YOUR INSTRUCTIONS: Don't copy the pictures; return every other part of the records exactly.

(Entries with figure data)
·····

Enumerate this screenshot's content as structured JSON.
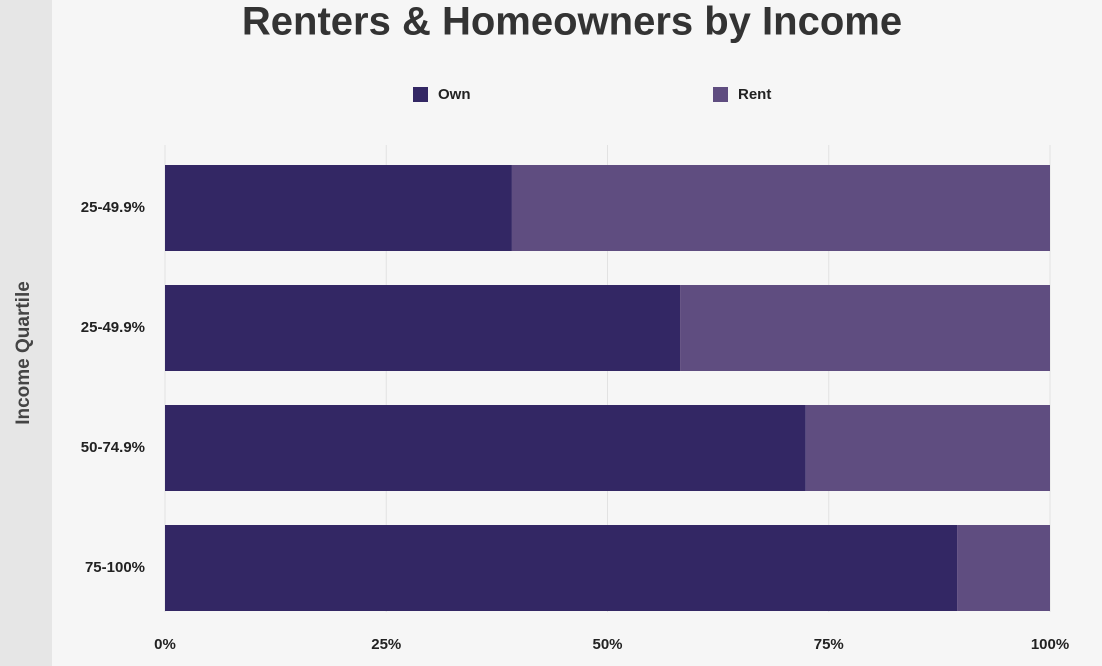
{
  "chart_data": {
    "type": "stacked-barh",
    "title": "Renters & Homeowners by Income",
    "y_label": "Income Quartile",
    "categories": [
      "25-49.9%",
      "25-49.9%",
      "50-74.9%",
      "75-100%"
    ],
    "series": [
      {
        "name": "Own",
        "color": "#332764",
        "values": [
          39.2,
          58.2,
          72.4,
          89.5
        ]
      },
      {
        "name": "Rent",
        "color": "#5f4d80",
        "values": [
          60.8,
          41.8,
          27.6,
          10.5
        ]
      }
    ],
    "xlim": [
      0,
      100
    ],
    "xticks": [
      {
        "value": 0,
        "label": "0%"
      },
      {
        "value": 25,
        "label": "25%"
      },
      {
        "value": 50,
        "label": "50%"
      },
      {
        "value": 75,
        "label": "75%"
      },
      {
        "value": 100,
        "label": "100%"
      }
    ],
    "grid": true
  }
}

·····

WRITTEN RESPONSE:
Enumerate this screenshot's content as structured JSON.
{
  "chart_data": {
    "type": "stacked-barh",
    "title": "Renters & Homeowners by Income",
    "y_label": "Income Quartile",
    "categories": [
      "25-49.9%",
      "25-49.9%",
      "50-74.9%",
      "75-100%"
    ],
    "series": [
      {
        "name": "Own",
        "color": "#332764",
        "values": [
          39.2,
          58.2,
          72.4,
          89.5
        ]
      },
      {
        "name": "Rent",
        "color": "#5f4d80",
        "values": [
          60.8,
          41.8,
          27.6,
          10.5
        ]
      }
    ],
    "xlim": [
      0,
      100
    ],
    "xticks": [
      {
        "value": 0,
        "label": "0%"
      },
      {
        "value": 25,
        "label": "25%"
      },
      {
        "value": 50,
        "label": "50%"
      },
      {
        "value": 75,
        "label": "75%"
      },
      {
        "value": 100,
        "label": "100%"
      }
    ],
    "grid": true
  }
}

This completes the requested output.